-- BEGIN Given entries --
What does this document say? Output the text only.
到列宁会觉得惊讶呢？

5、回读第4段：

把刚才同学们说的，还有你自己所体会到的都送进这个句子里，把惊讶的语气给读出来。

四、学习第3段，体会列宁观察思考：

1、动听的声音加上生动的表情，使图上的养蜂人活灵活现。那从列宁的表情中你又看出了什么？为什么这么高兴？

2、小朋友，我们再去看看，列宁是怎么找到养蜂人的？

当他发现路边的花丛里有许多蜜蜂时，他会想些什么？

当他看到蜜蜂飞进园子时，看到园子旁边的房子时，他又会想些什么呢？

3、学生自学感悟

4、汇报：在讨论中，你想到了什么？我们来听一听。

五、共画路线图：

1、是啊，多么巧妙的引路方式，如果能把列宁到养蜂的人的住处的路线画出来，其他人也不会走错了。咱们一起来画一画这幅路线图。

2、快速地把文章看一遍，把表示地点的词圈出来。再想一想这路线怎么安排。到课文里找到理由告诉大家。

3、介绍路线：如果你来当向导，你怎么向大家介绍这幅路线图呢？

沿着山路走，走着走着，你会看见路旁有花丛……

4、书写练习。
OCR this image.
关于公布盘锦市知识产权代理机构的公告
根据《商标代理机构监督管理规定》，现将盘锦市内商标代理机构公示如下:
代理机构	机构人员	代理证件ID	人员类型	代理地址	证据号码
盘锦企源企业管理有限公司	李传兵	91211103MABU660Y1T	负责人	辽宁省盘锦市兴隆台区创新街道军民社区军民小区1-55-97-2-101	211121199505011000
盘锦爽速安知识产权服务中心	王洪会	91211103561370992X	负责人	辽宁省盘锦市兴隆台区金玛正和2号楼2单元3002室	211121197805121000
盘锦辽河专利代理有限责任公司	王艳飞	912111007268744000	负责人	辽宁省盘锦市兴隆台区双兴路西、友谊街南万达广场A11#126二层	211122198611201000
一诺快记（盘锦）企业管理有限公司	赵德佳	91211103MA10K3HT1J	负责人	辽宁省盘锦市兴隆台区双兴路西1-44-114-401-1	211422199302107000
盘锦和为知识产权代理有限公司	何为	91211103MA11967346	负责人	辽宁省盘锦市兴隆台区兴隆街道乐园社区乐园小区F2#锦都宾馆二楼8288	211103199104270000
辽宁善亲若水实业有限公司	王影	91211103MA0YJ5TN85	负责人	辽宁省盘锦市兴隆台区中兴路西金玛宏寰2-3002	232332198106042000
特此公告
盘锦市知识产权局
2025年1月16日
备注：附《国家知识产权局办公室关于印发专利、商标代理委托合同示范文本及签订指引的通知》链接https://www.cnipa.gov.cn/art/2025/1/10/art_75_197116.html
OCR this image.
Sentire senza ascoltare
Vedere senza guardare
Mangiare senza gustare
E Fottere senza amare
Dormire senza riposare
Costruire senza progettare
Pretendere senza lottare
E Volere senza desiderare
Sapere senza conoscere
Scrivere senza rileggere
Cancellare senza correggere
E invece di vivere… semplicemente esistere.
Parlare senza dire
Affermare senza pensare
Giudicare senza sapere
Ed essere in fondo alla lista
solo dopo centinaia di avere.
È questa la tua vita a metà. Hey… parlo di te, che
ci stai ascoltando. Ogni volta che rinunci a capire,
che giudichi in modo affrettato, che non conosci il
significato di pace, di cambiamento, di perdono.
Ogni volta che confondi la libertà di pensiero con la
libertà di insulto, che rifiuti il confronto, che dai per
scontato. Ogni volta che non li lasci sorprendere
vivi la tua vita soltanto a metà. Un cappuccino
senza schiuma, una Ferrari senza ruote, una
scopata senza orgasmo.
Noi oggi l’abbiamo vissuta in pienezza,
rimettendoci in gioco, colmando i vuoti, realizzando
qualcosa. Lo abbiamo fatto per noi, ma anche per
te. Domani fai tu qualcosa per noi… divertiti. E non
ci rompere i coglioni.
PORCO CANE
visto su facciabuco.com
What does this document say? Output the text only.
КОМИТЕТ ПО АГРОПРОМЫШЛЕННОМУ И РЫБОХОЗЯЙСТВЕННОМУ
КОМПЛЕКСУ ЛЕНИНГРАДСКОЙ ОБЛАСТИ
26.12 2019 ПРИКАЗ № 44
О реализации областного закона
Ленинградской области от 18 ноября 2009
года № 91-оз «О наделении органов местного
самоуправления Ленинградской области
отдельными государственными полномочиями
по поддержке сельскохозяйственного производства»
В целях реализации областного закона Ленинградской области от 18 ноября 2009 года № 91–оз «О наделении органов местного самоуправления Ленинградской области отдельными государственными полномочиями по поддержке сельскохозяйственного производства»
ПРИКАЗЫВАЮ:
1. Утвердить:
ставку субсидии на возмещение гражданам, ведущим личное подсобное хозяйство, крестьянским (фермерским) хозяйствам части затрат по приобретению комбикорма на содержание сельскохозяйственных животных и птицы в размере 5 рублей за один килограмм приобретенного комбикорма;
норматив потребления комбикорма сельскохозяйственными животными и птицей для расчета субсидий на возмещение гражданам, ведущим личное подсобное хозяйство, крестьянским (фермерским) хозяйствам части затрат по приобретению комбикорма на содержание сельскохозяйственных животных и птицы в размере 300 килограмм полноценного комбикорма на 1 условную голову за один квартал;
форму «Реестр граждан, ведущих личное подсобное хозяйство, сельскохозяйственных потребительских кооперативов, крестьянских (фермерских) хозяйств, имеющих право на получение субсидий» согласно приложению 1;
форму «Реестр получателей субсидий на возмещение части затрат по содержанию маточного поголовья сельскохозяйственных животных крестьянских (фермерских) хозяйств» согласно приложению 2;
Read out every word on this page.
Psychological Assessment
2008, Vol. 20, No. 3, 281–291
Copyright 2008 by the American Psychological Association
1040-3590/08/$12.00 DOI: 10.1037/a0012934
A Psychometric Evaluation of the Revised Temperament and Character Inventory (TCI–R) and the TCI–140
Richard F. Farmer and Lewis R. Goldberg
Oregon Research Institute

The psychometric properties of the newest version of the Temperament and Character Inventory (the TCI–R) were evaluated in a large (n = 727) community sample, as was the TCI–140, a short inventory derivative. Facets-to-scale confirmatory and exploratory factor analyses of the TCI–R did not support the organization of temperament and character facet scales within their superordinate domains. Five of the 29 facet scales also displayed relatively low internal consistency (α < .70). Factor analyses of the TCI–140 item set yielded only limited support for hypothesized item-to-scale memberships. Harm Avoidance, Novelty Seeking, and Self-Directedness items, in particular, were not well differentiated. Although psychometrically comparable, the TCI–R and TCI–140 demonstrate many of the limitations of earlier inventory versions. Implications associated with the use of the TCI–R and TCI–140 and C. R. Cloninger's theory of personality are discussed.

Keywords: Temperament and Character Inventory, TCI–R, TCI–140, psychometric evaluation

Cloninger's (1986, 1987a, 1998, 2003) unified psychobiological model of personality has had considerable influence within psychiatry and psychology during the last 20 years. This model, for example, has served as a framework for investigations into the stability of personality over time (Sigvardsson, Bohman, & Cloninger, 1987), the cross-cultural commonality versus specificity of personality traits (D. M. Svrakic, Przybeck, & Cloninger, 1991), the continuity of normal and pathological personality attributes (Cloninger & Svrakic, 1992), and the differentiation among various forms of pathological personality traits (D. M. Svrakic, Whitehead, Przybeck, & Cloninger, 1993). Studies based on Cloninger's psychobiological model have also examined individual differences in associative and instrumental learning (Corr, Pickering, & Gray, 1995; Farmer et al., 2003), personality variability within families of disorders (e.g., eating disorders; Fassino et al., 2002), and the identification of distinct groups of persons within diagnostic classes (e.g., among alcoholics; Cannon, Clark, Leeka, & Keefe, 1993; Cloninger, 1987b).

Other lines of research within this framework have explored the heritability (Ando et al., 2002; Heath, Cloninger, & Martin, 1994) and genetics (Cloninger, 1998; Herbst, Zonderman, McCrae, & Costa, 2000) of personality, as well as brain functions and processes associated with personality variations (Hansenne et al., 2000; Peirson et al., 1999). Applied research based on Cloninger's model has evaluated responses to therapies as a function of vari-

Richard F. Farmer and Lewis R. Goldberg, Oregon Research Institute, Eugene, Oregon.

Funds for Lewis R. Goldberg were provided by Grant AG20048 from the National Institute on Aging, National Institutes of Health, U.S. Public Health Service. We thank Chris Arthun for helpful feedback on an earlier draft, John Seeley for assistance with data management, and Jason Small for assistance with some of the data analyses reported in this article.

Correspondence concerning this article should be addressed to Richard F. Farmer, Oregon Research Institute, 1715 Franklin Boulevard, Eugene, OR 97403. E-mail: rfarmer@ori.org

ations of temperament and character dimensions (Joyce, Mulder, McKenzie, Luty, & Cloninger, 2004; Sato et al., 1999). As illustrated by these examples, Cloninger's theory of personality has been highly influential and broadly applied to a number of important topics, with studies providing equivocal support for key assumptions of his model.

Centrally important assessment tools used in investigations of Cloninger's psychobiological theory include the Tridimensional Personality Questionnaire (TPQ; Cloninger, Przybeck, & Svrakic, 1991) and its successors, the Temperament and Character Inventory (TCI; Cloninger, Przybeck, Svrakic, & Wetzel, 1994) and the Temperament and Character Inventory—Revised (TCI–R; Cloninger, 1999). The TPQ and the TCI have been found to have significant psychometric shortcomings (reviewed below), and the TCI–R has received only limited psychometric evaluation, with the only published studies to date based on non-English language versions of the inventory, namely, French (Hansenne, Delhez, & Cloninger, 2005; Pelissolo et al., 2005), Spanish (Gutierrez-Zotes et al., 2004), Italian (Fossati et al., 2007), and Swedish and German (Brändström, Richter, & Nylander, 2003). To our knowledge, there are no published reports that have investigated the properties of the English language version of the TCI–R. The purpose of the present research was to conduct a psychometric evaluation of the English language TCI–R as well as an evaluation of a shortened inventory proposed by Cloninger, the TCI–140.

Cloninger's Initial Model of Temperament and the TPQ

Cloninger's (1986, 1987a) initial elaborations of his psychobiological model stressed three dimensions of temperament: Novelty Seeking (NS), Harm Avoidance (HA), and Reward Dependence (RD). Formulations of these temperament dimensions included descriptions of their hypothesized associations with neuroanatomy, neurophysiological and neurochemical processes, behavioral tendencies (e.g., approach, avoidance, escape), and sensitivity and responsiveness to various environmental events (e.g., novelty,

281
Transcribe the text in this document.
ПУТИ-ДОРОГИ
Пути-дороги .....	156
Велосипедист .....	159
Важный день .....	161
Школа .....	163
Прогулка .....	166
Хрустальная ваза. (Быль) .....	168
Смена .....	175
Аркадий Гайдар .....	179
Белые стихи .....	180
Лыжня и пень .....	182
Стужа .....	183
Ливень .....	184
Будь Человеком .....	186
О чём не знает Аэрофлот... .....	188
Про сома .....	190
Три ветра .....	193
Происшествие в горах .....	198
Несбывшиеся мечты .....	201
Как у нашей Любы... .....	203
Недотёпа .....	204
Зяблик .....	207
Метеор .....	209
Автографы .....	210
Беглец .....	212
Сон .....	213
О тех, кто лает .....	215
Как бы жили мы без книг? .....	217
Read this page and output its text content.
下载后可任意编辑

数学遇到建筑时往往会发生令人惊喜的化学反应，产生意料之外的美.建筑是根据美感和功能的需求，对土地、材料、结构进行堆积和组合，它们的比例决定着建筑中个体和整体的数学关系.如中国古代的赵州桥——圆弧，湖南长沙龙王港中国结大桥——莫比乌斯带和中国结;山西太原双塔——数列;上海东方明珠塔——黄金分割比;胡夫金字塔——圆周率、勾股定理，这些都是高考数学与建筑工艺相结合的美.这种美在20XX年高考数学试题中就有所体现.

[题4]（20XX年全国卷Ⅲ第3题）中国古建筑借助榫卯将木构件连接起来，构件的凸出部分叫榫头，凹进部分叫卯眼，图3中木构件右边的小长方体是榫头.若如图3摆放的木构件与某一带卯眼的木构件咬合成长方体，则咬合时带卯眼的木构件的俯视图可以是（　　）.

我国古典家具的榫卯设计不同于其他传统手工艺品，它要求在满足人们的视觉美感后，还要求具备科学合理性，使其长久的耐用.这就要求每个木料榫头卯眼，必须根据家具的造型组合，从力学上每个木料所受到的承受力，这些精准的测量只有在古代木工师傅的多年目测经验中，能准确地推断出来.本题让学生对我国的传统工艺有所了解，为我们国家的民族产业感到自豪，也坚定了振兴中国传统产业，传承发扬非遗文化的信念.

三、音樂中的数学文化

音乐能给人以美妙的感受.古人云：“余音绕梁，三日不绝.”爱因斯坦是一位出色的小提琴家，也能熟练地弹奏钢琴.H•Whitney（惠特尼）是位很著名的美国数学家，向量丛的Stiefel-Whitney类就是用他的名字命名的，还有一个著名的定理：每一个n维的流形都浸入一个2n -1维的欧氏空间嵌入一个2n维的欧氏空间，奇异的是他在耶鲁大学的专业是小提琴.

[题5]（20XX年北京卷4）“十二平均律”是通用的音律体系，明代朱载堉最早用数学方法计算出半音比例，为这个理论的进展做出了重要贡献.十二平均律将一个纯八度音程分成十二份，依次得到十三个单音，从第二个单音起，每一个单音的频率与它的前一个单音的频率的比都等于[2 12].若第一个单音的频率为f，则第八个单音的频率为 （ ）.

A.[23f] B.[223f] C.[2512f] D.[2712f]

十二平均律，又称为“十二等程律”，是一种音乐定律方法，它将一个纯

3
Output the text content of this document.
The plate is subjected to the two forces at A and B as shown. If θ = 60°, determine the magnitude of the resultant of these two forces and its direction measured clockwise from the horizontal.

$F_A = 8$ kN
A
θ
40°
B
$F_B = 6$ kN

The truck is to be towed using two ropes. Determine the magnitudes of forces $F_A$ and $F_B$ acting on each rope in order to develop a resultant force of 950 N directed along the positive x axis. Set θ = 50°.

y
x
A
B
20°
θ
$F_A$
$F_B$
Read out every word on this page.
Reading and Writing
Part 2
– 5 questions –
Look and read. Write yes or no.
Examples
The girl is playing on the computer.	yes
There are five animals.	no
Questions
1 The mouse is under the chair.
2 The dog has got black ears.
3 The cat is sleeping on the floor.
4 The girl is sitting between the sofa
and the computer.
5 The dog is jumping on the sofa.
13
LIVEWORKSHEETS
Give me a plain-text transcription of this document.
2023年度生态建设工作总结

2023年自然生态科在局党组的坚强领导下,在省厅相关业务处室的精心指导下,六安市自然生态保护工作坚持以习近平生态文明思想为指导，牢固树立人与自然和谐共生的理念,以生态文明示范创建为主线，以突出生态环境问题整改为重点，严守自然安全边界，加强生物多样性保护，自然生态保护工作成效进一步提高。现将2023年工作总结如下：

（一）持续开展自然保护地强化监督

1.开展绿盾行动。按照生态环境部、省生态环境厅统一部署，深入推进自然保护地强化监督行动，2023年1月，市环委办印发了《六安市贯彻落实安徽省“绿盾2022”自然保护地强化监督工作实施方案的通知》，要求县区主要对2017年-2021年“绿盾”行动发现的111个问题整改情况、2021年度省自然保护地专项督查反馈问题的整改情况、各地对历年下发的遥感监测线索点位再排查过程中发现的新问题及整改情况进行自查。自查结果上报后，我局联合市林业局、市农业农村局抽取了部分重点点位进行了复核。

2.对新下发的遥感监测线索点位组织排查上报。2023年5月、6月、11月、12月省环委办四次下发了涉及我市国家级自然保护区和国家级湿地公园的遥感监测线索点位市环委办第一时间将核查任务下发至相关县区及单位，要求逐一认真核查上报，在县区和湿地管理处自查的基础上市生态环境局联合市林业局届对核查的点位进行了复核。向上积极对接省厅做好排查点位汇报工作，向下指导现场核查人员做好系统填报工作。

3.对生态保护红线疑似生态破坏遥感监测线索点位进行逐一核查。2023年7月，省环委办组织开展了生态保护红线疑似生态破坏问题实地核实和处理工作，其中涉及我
-- END Given entries --
#### [Work required]
In the entries above, find each line with the string "Eugene" and copy it.

#### [Answer in full]
Richard F. Farmer and Lewis R. Goldberg, Oregon Research Institute, Eugene, Oregon.
Correspondence concerning this article should be addressed to Richard F. Farmer, Oregon Research Institute, 1715 Franklin Boulevard, Eugene, OR 97403. E-mail: rfarmer@ori.org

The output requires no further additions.